[Stored data]
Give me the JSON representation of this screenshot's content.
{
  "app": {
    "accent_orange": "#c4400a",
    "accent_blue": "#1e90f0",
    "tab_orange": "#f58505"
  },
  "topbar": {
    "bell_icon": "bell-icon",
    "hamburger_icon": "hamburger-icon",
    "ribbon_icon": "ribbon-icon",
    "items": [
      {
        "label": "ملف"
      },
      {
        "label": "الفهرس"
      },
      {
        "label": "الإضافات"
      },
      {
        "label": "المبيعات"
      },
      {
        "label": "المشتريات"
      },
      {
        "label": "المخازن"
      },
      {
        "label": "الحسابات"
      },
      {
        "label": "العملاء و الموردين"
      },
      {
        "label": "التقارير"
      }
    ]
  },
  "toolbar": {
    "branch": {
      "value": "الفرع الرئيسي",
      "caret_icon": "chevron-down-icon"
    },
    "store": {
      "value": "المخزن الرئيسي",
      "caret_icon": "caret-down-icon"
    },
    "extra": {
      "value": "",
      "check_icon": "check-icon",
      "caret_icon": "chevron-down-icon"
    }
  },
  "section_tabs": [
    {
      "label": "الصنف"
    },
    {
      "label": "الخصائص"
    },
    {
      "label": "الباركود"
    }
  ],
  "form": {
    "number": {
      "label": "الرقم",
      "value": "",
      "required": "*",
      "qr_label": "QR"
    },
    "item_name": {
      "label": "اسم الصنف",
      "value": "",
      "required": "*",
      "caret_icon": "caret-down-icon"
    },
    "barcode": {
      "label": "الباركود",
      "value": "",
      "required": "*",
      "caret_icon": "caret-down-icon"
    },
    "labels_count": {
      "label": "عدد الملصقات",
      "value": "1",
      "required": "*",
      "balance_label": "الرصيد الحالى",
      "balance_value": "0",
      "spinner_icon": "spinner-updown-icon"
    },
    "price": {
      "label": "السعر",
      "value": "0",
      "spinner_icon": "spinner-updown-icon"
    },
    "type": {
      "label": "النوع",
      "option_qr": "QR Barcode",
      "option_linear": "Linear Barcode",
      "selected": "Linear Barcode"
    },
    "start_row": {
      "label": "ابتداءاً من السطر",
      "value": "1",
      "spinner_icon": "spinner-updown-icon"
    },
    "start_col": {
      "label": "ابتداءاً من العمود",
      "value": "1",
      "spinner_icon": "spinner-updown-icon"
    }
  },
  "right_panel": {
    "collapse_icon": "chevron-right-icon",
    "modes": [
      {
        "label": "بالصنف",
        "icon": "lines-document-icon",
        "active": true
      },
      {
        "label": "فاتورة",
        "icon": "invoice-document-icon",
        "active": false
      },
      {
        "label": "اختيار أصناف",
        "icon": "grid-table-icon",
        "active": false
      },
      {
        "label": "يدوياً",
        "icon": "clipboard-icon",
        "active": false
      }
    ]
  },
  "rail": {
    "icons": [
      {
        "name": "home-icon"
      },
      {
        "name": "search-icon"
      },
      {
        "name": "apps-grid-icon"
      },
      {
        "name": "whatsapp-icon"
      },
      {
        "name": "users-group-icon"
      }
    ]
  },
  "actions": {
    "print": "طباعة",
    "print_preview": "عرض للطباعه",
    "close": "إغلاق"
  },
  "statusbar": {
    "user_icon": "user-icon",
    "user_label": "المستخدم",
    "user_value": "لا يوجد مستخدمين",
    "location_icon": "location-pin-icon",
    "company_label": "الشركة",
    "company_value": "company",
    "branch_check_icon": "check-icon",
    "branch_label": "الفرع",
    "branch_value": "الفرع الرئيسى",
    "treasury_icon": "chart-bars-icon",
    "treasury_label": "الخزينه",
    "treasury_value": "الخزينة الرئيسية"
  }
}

→ Task goal: From the listing above, extract all records word for word.

→ Complete output:
Give me the JSON representation of this screenshot's content.
{
  "app": {
    "accent_orange": "#c4400a",
    "accent_blue": "#1e90f0",
    "tab_orange": "#f58505"
  },
  "topbar": {
    "bell_icon": "bell-icon",
    "hamburger_icon": "hamburger-icon",
    "ribbon_icon": "ribbon-icon",
    "items": [
      {
        "label": "ملف"
      },
      {
        "label": "الفهرس"
      },
      {
        "label": "الإضافات"
      },
      {
        "label": "المبيعات"
      },
      {
        "label": "المشتريات"
      },
      {
        "label": "المخازن"
      },
      {
        "label": "الحسابات"
      },
      {
        "label": "العملاء و الموردين"
      },
      {
        "label": "التقارير"
      }
    ]
  },
  "toolbar": {
    "branch": {
      "value": "الفرع الرئيسي",
      "caret_icon": "chevron-down-icon"
    },
    "store": {
      "value": "المخزن الرئيسي",
      "caret_icon": "caret-down-icon"
    },
    "extra": {
      "value": "",
      "check_icon": "check-icon",
      "caret_icon": "chevron-down-icon"
    }
  },
  "section_tabs": [
    {
      "label": "الصنف"
    },
    {
      "label": "الخصائص"
    },
    {
      "label": "الباركود"
    }
  ],
  "form": {
    "number": {
      "label": "الرقم",
      "value": "",
      "required": "*",
      "qr_label": "QR"
    },
    "item_name": {
      "label": "اسم الصنف",
      "value": "",
      "required": "*",
      "caret_icon": "caret-down-icon"
    },
    "barcode": {
      "label": "الباركود",
      "value": "",
      "required": "*",
      "caret_icon": "caret-down-icon"
    },
    "labels_count": {
      "label": "عدد الملصقات",
      "value": "1",
      "required": "*",
      "balance_label": "الرصيد الحالى",
      "balance_value": "0",
      "spinner_icon": "spinner-updown-icon"
    },
    "price": {
      "label": "السعر",
      "value": "0",
      "spinner_icon": "spinner-updown-icon"
    },
    "type": {
      "label": "النوع",
      "option_qr": "QR Barcode",
      "option_linear": "Linear Barcode",
      "selected": "Linear Barcode"
    },
    "start_row": {
      "label": "ابتداءاً من السطر",
      "value": "1",
      "spinner_icon": "spinner-updown-icon"
    },
    "start_col": {
      "label": "ابتداءاً من العمود",
      "value": "1",
      "spinner_icon": "spinner-updown-icon"
    }
  },
  "right_panel": {
    "collapse_icon": "chevron-right-icon",
    "modes": [
      {
        "label": "بالصنف",
        "icon": "lines-document-icon",
        "active": true
      },
      {
        "label": "فاتورة",
        "icon": "invoice-document-icon",
        "active": false
      },
      {
        "label": "اختيار أصناف",
        "icon": "grid-table-icon",
        "active": false
      },
      {
        "label": "يدوياً",
        "icon": "clipboard-icon",
        "active": false
      }
    ]
  },
  "rail": {
    "icons": [
      {
        "name": "home-icon"
      },
      {
        "name": "search-icon"
      },
      {
        "name": "apps-grid-icon"
      },
      {
        "name": "whatsapp-icon"
      },
      {
        "name": "users-group-icon"
      }
    ]
  },
  "actions": {
    "print": "طباعة",
    "print_preview": "عرض للطباعه",
    "close": "إغلاق"
  },
  "statusbar": {
    "user_icon": "user-icon",
    "user_label": "المستخدم",
    "user_value": "لا يوجد مستخدمين",
    "location_icon": "location-pin-icon",
    "company_label": "الشركة",
    "company_value": "company",
    "branch_check_icon": "check-icon",
    "branch_label": "الفرع",
    "branch_value": "الفرع الرئيسى",
    "treasury_icon": "chart-bars-icon",
    "treasury_label": "الخزينه",
    "treasury_value": "الخزينة الرئيسية"
  }
}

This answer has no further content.